● To do:
Keep only the lines of the listing that include the word "выпало", and copy them.

★ ★ ★ ★ ★ ★ ★

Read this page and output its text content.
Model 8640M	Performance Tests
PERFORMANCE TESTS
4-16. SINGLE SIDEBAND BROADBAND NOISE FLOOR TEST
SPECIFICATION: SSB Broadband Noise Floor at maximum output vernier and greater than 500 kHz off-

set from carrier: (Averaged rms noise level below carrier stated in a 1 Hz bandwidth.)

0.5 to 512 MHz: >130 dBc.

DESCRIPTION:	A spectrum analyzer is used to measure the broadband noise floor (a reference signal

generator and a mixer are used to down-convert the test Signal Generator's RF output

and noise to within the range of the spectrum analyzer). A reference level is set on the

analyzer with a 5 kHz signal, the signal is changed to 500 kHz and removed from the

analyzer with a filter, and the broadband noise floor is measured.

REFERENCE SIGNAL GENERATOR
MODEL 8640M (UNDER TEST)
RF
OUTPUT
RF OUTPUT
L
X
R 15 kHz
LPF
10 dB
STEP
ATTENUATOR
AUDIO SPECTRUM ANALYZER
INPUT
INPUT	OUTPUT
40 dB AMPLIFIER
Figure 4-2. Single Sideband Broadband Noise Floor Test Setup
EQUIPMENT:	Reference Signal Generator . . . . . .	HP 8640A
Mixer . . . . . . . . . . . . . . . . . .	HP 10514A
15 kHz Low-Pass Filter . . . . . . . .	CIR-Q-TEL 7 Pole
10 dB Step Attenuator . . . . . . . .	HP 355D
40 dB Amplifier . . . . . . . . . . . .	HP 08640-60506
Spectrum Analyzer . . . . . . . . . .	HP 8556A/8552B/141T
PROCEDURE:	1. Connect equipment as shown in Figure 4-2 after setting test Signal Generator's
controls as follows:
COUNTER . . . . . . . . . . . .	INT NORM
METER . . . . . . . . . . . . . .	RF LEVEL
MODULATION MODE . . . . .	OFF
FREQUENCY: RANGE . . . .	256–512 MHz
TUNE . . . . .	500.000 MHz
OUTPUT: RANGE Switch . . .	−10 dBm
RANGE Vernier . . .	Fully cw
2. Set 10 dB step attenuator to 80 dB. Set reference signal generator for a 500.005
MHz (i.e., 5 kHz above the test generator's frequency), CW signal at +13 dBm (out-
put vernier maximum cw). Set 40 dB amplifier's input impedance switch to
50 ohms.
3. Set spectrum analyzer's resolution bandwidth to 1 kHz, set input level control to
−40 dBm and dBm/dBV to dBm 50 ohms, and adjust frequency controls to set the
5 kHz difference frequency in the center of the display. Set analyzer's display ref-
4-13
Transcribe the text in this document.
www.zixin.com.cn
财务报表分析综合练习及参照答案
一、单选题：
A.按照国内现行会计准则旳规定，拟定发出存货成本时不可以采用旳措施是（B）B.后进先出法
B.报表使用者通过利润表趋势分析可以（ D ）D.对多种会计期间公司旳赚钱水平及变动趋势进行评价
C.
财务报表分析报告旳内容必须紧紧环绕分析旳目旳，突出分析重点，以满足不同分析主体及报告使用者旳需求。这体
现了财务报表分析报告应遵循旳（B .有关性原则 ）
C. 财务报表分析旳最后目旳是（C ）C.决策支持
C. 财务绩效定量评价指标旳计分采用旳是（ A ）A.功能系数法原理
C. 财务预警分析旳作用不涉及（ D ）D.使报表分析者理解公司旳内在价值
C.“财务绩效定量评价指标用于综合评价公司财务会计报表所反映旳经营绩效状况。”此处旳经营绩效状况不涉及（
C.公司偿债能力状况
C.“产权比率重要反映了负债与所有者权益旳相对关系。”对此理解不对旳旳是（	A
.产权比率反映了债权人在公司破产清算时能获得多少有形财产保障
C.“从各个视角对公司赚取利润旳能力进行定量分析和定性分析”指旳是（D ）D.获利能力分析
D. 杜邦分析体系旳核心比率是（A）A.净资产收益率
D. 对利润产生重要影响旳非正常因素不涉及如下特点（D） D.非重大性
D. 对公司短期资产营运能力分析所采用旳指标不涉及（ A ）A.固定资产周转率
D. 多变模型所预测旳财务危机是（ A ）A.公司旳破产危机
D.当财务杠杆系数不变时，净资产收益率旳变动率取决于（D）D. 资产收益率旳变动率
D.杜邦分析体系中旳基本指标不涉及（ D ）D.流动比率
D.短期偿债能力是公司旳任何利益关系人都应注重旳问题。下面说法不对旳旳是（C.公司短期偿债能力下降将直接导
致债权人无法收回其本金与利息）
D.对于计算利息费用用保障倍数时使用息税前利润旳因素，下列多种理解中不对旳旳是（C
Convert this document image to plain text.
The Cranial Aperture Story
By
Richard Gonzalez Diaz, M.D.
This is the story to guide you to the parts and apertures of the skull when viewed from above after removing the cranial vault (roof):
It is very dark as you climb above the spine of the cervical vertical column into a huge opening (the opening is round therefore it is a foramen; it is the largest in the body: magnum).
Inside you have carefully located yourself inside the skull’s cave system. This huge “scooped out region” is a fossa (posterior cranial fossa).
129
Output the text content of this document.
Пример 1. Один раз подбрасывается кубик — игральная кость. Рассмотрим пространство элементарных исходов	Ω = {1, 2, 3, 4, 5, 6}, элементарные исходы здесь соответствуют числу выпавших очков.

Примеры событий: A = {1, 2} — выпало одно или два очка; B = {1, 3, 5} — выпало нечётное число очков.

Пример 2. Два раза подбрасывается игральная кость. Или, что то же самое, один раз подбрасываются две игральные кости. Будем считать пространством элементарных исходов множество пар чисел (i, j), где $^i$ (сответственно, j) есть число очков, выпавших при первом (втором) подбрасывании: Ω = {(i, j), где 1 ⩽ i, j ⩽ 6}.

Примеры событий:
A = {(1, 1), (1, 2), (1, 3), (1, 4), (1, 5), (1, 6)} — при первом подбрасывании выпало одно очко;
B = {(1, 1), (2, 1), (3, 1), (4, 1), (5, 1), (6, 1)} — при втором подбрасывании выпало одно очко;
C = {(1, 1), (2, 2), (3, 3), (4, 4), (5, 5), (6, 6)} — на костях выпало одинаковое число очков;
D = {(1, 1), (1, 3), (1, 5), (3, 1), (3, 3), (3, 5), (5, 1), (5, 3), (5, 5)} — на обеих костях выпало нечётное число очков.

★ ★ ★ ★ ★ ★ ★

● Exercise response:
Примеры событий: A = {1, 2} — выпало одно или два очка; B = {1, 3, 5} — выпало нечётное число очков.
A = {(1, 1), (1, 2), (1, 3), (1, 4), (1, 5), (1, 6)} — при первом подбрасывании выпало одно очко;
B = {(1, 1), (2, 1), (3, 1), (4, 1), (5, 1), (6, 1)} — при втором подбрасывании выпало одно очко;
C = {(1, 1), (2, 2), (3, 3), (4, 4), (5, 5), (6, 6)} — на костях выпало одинаковое число очков;
D = {(1, 1), (1, 3), (1, 5), (3, 1), (3, 3), (3, 5), (5, 1), (5, 3), (5, 5)} — на обеих костях выпало нечётное число очков.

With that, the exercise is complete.